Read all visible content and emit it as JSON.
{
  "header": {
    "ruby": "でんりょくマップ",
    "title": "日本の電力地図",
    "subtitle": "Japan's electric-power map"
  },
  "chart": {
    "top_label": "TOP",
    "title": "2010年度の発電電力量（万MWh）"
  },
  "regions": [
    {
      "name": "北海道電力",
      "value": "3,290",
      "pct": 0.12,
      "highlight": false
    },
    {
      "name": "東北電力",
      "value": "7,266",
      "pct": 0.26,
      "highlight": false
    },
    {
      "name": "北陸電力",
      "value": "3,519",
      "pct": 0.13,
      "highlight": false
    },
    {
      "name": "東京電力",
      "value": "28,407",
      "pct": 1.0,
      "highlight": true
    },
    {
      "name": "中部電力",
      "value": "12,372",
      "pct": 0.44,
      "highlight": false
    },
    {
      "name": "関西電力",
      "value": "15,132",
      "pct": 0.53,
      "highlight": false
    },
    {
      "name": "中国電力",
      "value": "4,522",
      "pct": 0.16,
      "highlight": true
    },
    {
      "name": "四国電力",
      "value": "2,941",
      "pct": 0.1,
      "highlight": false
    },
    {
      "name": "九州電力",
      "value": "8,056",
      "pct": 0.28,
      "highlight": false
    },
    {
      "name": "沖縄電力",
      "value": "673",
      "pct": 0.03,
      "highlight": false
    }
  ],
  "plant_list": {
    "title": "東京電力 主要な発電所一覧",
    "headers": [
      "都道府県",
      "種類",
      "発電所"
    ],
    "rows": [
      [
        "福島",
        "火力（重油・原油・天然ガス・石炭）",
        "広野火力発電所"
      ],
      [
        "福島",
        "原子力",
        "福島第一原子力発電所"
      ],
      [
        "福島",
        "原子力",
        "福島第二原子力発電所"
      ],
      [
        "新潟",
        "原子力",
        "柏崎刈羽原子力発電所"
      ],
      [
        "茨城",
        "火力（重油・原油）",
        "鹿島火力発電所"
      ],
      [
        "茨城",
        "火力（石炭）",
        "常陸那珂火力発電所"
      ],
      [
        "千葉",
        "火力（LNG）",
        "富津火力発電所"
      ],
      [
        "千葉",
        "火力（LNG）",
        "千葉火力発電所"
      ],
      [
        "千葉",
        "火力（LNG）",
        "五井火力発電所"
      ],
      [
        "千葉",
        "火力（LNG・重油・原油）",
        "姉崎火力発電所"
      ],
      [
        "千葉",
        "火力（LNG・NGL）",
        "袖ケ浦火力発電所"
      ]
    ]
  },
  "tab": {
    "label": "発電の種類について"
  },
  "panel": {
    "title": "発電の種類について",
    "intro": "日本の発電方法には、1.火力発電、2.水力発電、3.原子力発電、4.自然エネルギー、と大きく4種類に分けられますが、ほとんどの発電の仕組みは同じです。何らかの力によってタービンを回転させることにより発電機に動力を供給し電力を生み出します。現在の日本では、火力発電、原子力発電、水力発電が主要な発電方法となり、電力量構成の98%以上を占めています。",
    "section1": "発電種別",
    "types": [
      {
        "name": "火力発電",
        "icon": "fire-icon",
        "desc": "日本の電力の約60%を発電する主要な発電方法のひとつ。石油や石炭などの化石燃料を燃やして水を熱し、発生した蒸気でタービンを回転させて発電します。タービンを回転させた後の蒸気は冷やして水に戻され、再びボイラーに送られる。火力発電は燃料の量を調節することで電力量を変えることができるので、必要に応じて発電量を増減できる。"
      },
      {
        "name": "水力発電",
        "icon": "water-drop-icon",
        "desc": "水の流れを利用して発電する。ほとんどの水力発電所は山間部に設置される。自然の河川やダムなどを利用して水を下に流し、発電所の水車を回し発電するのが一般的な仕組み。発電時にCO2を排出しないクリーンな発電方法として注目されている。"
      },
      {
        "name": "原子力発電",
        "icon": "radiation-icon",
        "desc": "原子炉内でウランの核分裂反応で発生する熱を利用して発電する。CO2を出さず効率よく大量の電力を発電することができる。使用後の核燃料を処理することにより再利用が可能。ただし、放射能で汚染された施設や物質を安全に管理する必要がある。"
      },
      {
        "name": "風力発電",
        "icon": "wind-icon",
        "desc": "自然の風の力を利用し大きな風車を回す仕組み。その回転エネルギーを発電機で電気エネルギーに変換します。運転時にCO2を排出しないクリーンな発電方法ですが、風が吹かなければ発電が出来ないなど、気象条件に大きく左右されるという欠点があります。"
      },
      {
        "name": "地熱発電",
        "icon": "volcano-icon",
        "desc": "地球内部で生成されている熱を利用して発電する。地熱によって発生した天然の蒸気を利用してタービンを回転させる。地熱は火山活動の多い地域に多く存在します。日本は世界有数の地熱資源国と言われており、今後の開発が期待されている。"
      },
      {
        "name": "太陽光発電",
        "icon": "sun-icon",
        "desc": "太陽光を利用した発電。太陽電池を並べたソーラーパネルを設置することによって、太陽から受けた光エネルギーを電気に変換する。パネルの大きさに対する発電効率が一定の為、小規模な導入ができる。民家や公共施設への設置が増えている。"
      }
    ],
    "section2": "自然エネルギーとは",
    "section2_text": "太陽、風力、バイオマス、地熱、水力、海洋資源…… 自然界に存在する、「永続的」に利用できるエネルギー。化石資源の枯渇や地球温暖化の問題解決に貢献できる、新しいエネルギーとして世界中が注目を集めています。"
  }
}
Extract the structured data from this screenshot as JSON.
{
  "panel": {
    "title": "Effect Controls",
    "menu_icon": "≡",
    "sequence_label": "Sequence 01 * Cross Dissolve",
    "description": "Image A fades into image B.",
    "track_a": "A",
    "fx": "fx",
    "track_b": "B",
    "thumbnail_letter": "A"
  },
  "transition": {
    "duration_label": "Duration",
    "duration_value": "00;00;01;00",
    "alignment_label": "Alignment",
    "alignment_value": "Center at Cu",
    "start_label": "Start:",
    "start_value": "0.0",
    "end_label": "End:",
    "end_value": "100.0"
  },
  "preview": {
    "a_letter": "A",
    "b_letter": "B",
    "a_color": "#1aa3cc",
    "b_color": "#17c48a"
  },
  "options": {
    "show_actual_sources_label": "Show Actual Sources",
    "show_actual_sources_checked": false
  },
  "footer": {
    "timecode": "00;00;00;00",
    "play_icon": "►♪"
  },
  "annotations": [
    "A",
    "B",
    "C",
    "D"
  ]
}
------------------------------------------------------------
**Aim**:
From the first line to the last, retype the data exactly.

**Result of the task**:
Read all visible content and emit it as JSON.
{
  "header": {
    "ruby": "でんりょくマップ",
    "title": "日本の電力地図",
    "subtitle": "Japan's electric-power map"
  },
  "chart": {
    "top_label": "TOP",
    "title": "2010年度の発電電力量（万MWh）"
  },
  "regions": [
    {
      "name": "北海道電力",
      "value": "3,290",
      "pct": 0.12,
      "highlight": false
    },
    {
      "name": "東北電力",
      "value": "7,266",
      "pct": 0.26,
      "highlight": false
    },
    {
      "name": "北陸電力",
      "value": "3,519",
      "pct": 0.13,
      "highlight": false
    },
    {
      "name": "東京電力",
      "value": "28,407",
      "pct": 1.0,
      "highlight": true
    },
    {
      "name": "中部電力",
      "value": "12,372",
      "pct": 0.44,
      "highlight": false
    },
    {
      "name": "関西電力",
      "value": "15,132",
      "pct": 0.53,
      "highlight": false
    },
    {
      "name": "中国電力",
      "value": "4,522",
      "pct": 0.16,
      "highlight": true
    },
    {
      "name": "四国電力",
      "value": "2,941",
      "pct": 0.1,
      "highlight": false
    },
    {
      "name": "九州電力",
      "value": "8,056",
      "pct": 0.28,
      "highlight": false
    },
    {
      "name": "沖縄電力",
      "value": "673",
      "pct": 0.03,
      "highlight": false
    }
  ],
  "plant_list": {
    "title": "東京電力 主要な発電所一覧",
    "headers": [
      "都道府県",
      "種類",
      "発電所"
    ],
    "rows": [
      [
        "福島",
        "火力（重油・原油・天然ガス・石炭）",
        "広野火力発電所"
      ],
      [
        "福島",
        "原子力",
        "福島第一原子力発電所"
      ],
      [
        "福島",
        "原子力",
        "福島第二原子力発電所"
      ],
      [
        "新潟",
        "原子力",
        "柏崎刈羽原子力発電所"
      ],
      [
        "茨城",
        "火力（重油・原油）",
        "鹿島火力発電所"
      ],
      [
        "茨城",
        "火力（石炭）",
        "常陸那珂火力発電所"
      ],
      [
        "千葉",
        "火力（LNG）",
        "富津火力発電所"
      ],
      [
        "千葉",
        "火力（LNG）",
        "千葉火力発電所"
      ],
      [
        "千葉",
        "火力（LNG）",
        "五井火力発電所"
      ],
      [
        "千葉",
        "火力（LNG・重油・原油）",
        "姉崎火力発電所"
      ],
      [
        "千葉",
        "火力（LNG・NGL）",
        "袖ケ浦火力発電所"
      ]
    ]
  },
  "tab": {
    "label": "発電の種類について"
  },
  "panel": {
    "title": "発電の種類について",
    "intro": "日本の発電方法には、1.火力発電、2.水力発電、3.原子力発電、4.自然エネルギー、と大きく4種類に分けられますが、ほとんどの発電の仕組みは同じです。何らかの力によってタービンを回転させることにより発電機に動力を供給し電力を生み出します。現在の日本では、火力発電、原子力発電、水力発電が主要な発電方法となり、電力量構成の98%以上を占めています。",
    "section1": "発電種別",
    "types": [
      {
        "name": "火力発電",
        "icon": "fire-icon",
        "desc": "日本の電力の約60%を発電する主要な発電方法のひとつ。石油や石炭などの化石燃料を燃やして水を熱し、発生した蒸気でタービンを回転させて発電します。タービンを回転させた後の蒸気は冷やして水に戻され、再びボイラーに送られる。火力発電は燃料の量を調節することで電力量を変えることができるので、必要に応じて発電量を増減できる。"
      },
      {
        "name": "水力発電",
        "icon": "water-drop-icon",
        "desc": "水の流れを利用して発電する。ほとんどの水力発電所は山間部に設置される。自然の河川やダムなどを利用して水を下に流し、発電所の水車を回し発電するのが一般的な仕組み。発電時にCO2を排出しないクリーンな発電方法として注目されている。"
      },
      {
        "name": "原子力発電",
        "icon": "radiation-icon",
        "desc": "原子炉内でウランの核分裂反応で発生する熱を利用して発電する。CO2を出さず効率よく大量の電力を発電することができる。使用後の核燃料を処理することにより再利用が可能。ただし、放射能で汚染された施設や物質を安全に管理する必要がある。"
      },
      {
        "name": "風力発電",
        "icon": "wind-icon",
        "desc": "自然の風の力を利用し大きな風車を回す仕組み。その回転エネルギーを発電機で電気エネルギーに変換します。運転時にCO2を排出しないクリーンな発電方法ですが、風が吹かなければ発電が出来ないなど、気象条件に大きく左右されるという欠点があります。"
      },
      {
        "name": "地熱発電",
        "icon": "volcano-icon",
        "desc": "地球内部で生成されている熱を利用して発電する。地熱によって発生した天然の蒸気を利用してタービンを回転させる。地熱は火山活動の多い地域に多く存在します。日本は世界有数の地熱資源国と言われており、今後の開発が期待されている。"
      },
      {
        "name": "太陽光発電",
        "icon": "sun-icon",
        "desc": "太陽光を利用した発電。太陽電池を並べたソーラーパネルを設置することによって、太陽から受けた光エネルギーを電気に変換する。パネルの大きさに対する発電効率が一定の為、小規模な導入ができる。民家や公共施設への設置が増えている。"
      }
    ],
    "section2": "自然エネルギーとは",
    "section2_text": "太陽、風力、バイオマス、地熱、水力、海洋資源…… 自然界に存在する、「永続的」に利用できるエネルギー。化石資源の枯渇や地球温暖化の問題解決に貢献できる、新しいエネルギーとして世界中が注目を集めています。"
  }
}
Extract the structured data from this screenshot as JSON.
{
  "panel": {
    "title": "Effect Controls",
    "menu_icon": "≡",
    "sequence_label": "Sequence 01 * Cross Dissolve",
    "description": "Image A fades into image B.",
    "track_a": "A",
    "fx": "fx",
    "track_b": "B",
    "thumbnail_letter": "A"
  },
  "transition": {
    "duration_label": "Duration",
    "duration_value": "00;00;01;00",
    "alignment_label": "Alignment",
    "alignment_value": "Center at Cu",
    "start_label": "Start:",
    "start_value": "0.0",
    "end_label": "End:",
    "end_value": "100.0"
  },
  "preview": {
    "a_letter": "A",
    "b_letter": "B",
    "a_color": "#1aa3cc",
    "b_color": "#17c48a"
  },
  "options": {
    "show_actual_sources_label": "Show Actual Sources",
    "show_actual_sources_checked": false
  },
  "footer": {
    "timecode": "00;00;00;00",
    "play_icon": "►♪"
  },
  "annotations": [
    "A",
    "B",
    "C",
    "D"
  ]
}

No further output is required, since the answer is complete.